### Objective
List each line holding the string "refund".
= = =
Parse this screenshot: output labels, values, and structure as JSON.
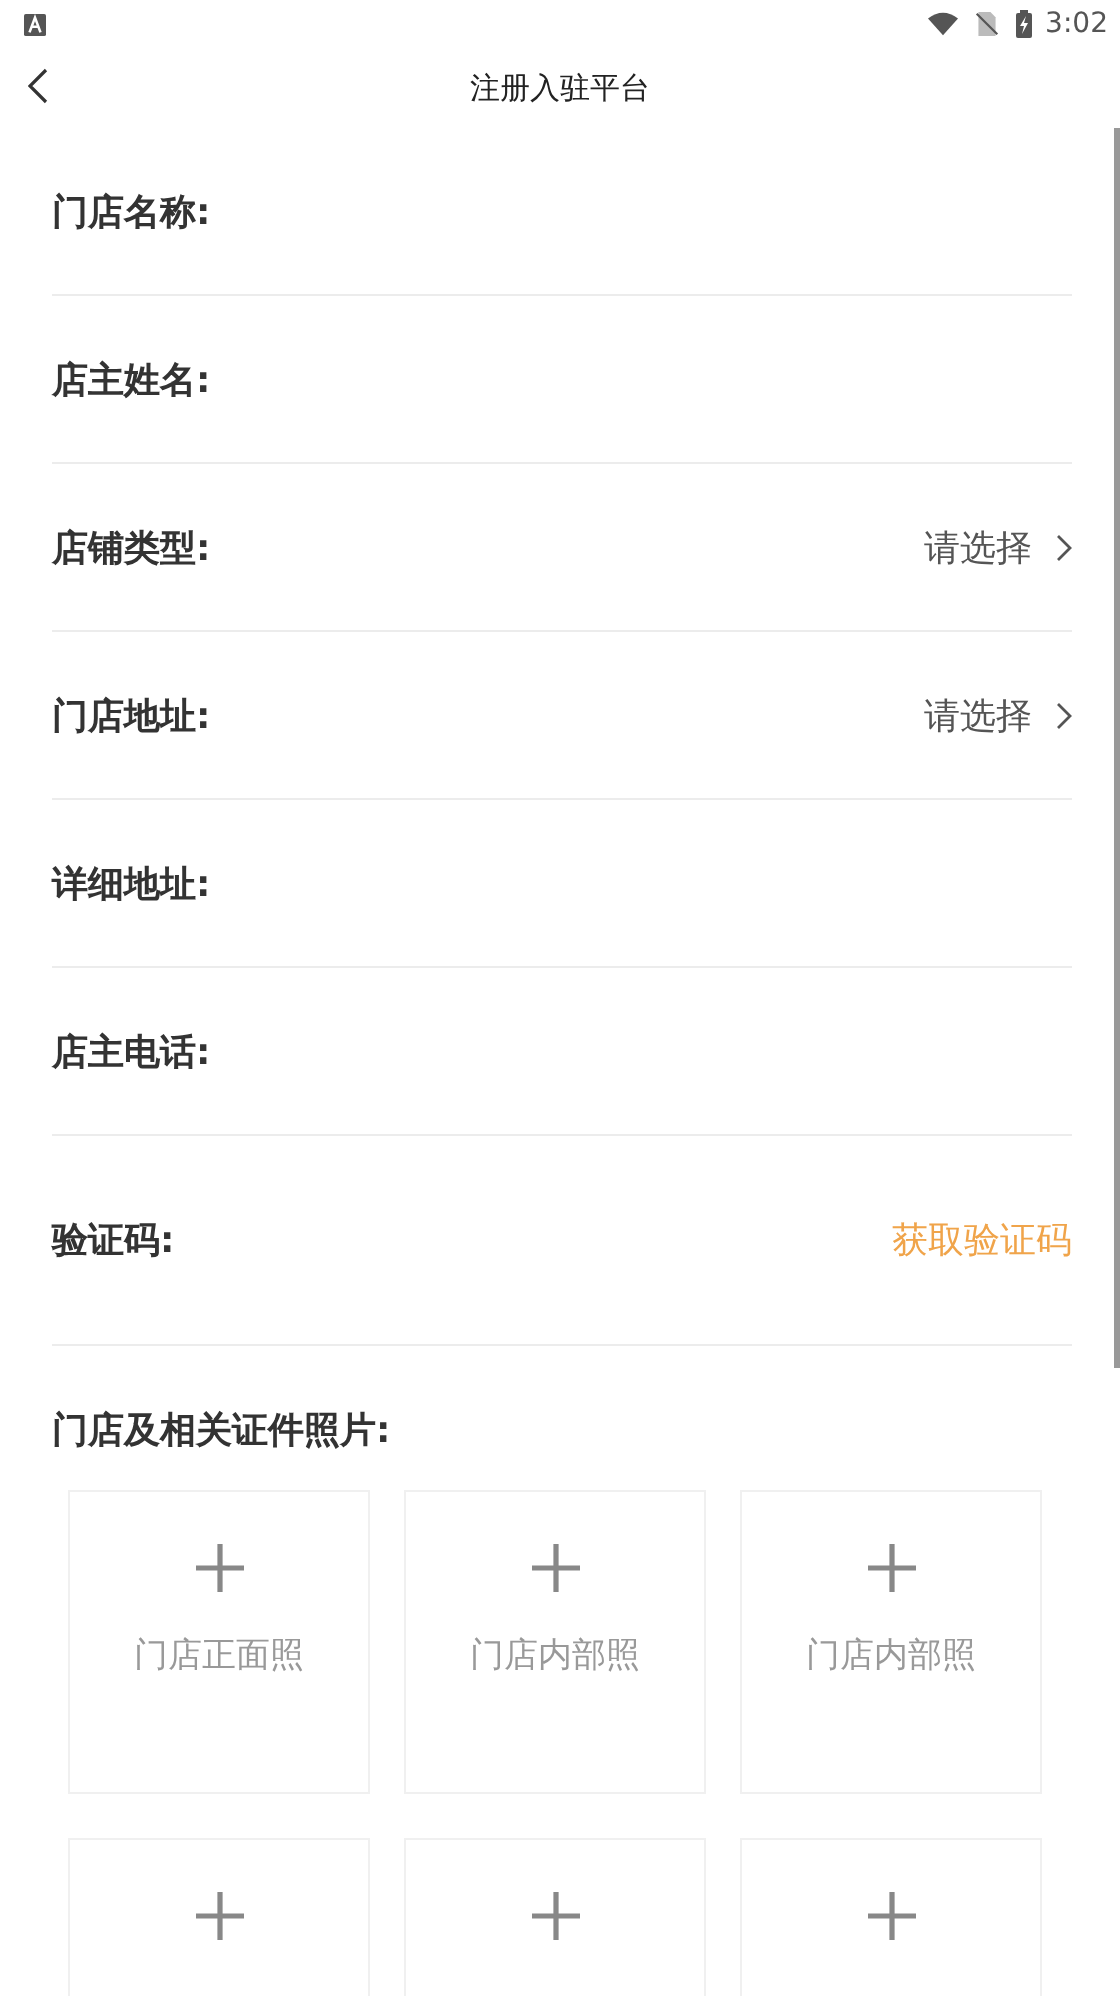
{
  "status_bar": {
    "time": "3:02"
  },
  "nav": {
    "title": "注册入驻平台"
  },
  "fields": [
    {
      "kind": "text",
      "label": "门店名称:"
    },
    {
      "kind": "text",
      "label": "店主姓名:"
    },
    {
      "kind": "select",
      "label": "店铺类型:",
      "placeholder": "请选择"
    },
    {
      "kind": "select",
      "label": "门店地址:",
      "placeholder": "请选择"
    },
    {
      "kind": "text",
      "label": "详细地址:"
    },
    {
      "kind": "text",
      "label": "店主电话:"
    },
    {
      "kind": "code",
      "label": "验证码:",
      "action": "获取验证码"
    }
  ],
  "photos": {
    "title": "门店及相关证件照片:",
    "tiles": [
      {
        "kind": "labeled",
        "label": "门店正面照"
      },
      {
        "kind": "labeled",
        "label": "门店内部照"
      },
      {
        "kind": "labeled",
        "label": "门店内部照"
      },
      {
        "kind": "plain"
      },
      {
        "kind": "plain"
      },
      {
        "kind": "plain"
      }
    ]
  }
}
= = =
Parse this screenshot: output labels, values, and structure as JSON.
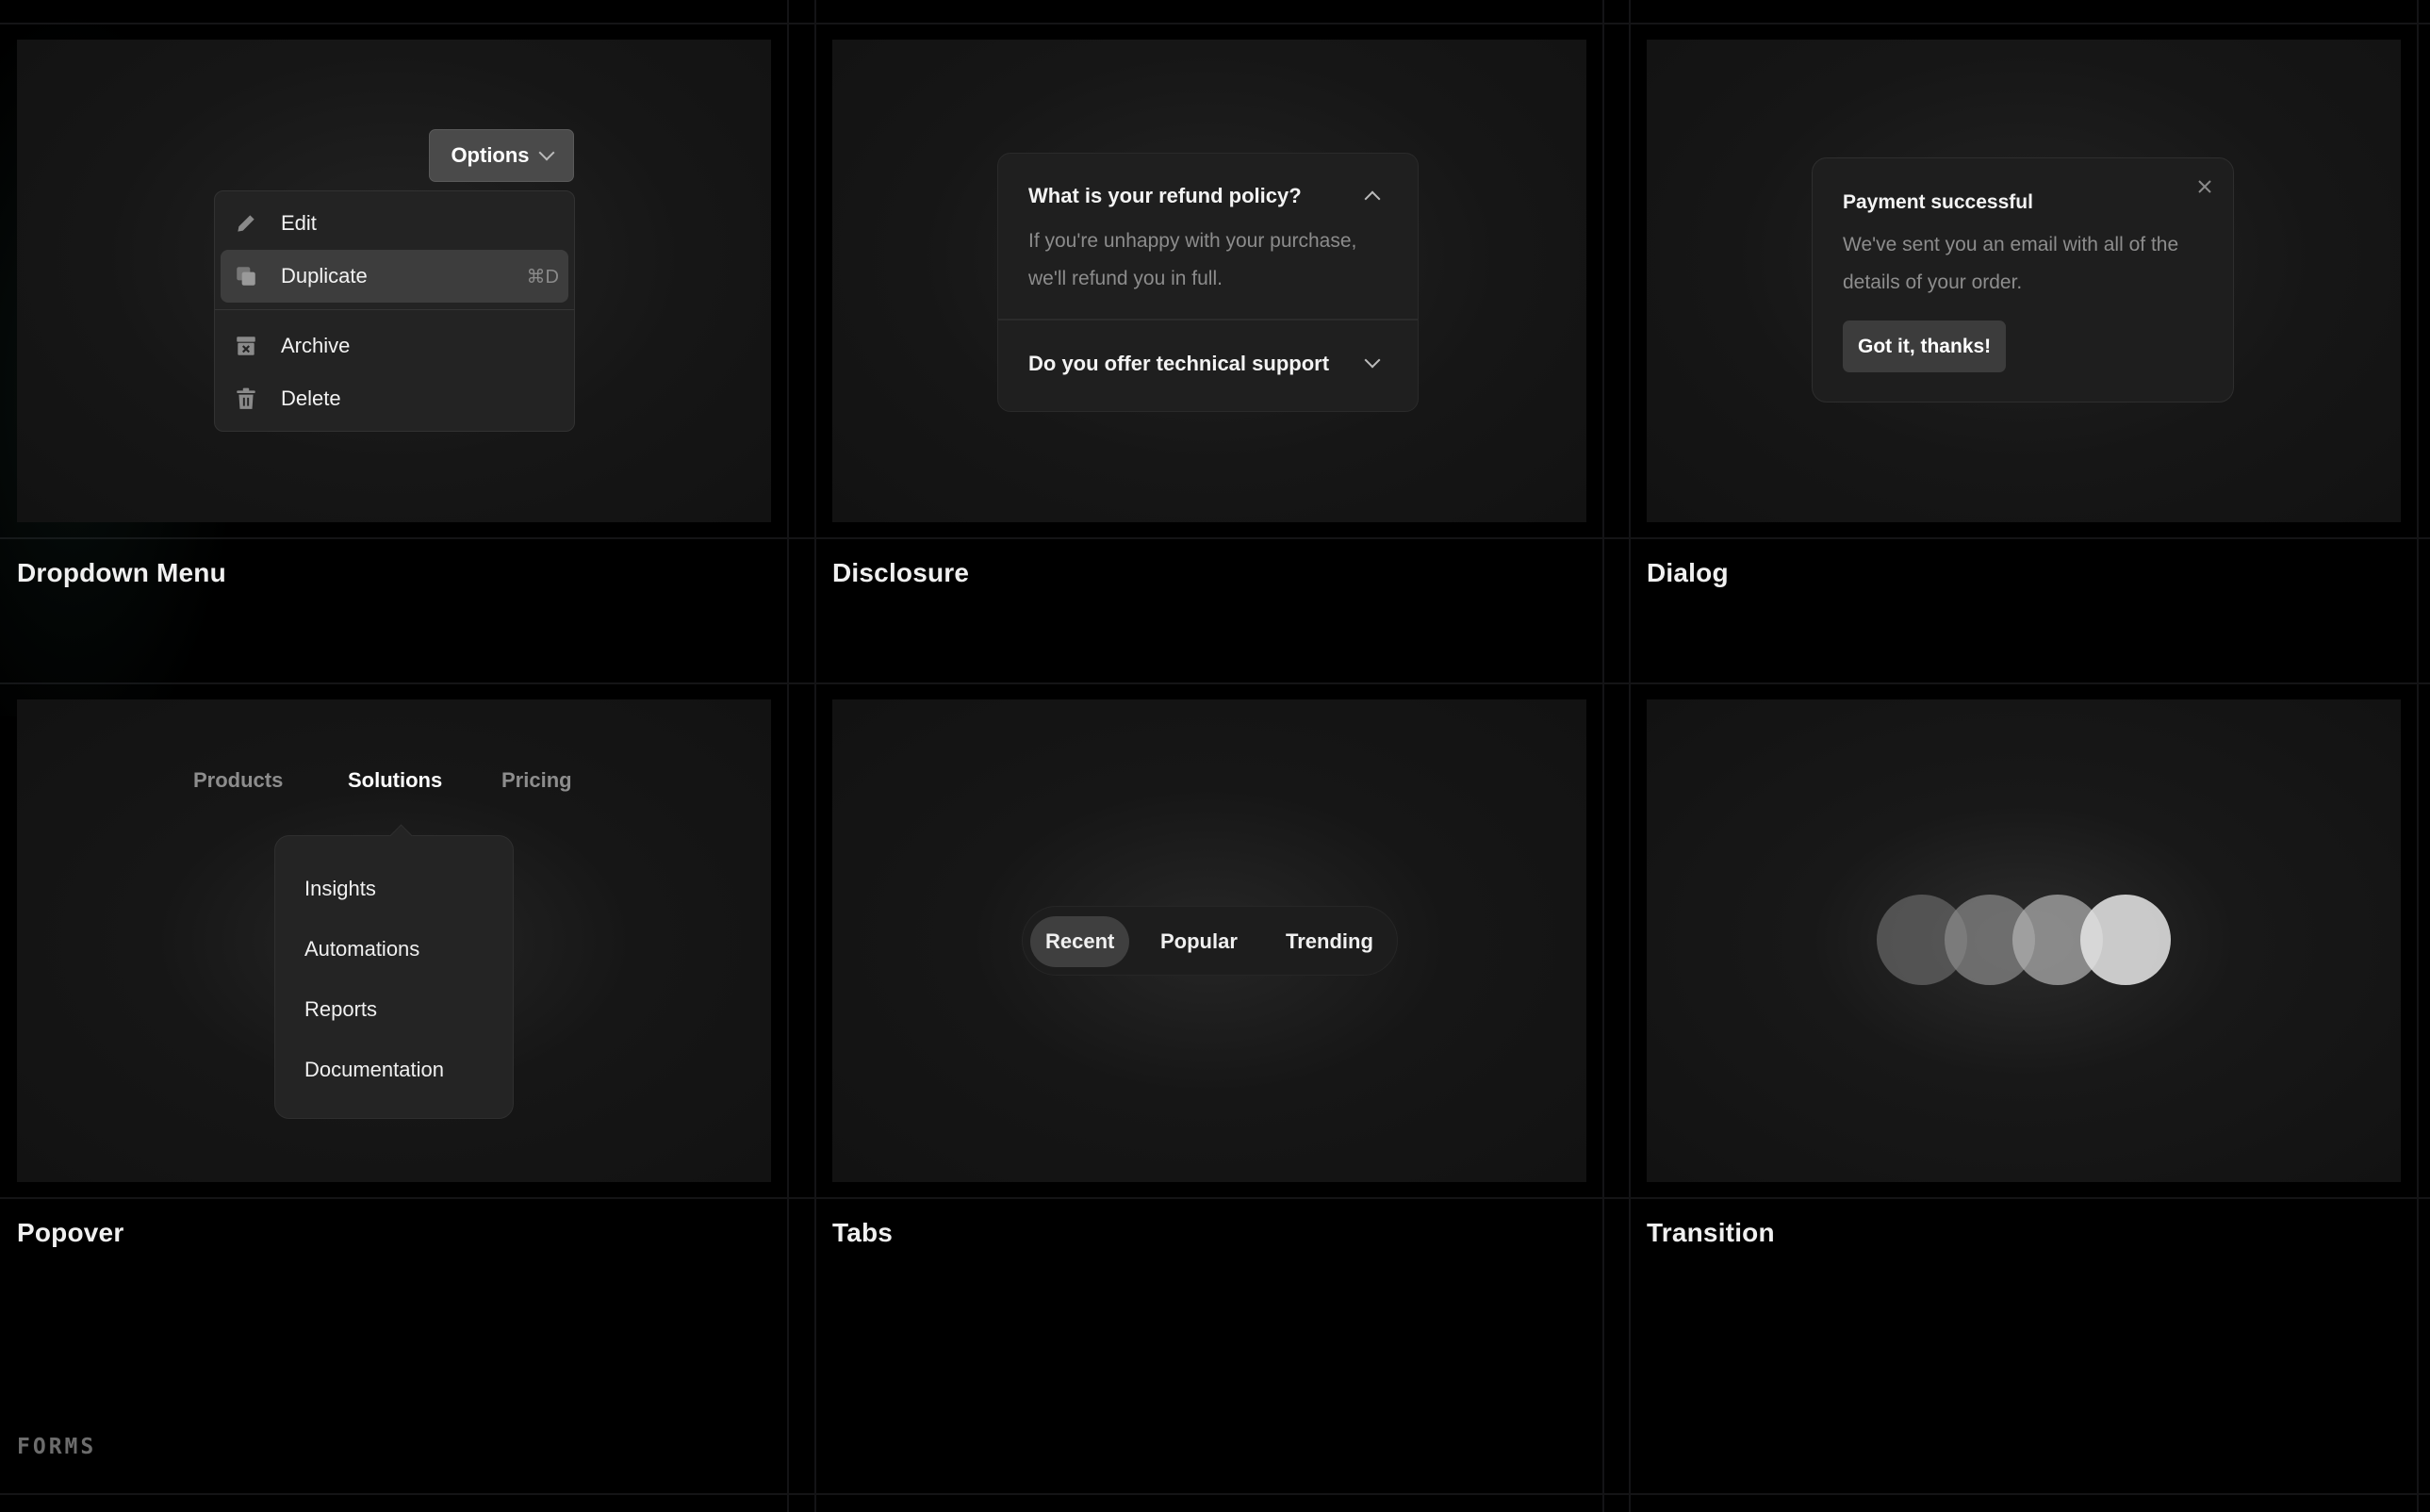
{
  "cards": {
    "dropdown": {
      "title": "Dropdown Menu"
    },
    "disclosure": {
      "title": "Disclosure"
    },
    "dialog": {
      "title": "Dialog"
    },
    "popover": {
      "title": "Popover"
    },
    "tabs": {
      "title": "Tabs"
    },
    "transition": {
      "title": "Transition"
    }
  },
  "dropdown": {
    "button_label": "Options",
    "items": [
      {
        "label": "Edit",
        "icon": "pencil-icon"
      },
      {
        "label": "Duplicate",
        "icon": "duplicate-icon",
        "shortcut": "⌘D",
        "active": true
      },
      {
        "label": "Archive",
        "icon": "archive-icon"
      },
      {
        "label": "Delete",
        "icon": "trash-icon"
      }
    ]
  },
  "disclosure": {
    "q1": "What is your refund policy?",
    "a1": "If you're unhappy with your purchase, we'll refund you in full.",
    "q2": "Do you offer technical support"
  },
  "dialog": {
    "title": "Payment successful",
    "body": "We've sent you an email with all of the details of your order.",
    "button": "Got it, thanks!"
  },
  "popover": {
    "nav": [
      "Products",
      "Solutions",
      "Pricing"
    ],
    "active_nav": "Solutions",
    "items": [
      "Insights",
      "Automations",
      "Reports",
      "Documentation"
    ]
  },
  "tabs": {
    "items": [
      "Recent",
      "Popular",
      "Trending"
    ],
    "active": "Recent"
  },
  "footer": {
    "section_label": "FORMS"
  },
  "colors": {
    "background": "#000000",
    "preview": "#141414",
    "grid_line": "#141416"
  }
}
= = =
### Correct result
    "q1": "What is your refund policy?",
    "a1": "If you're unhappy with your purchase, we'll refund you in full.",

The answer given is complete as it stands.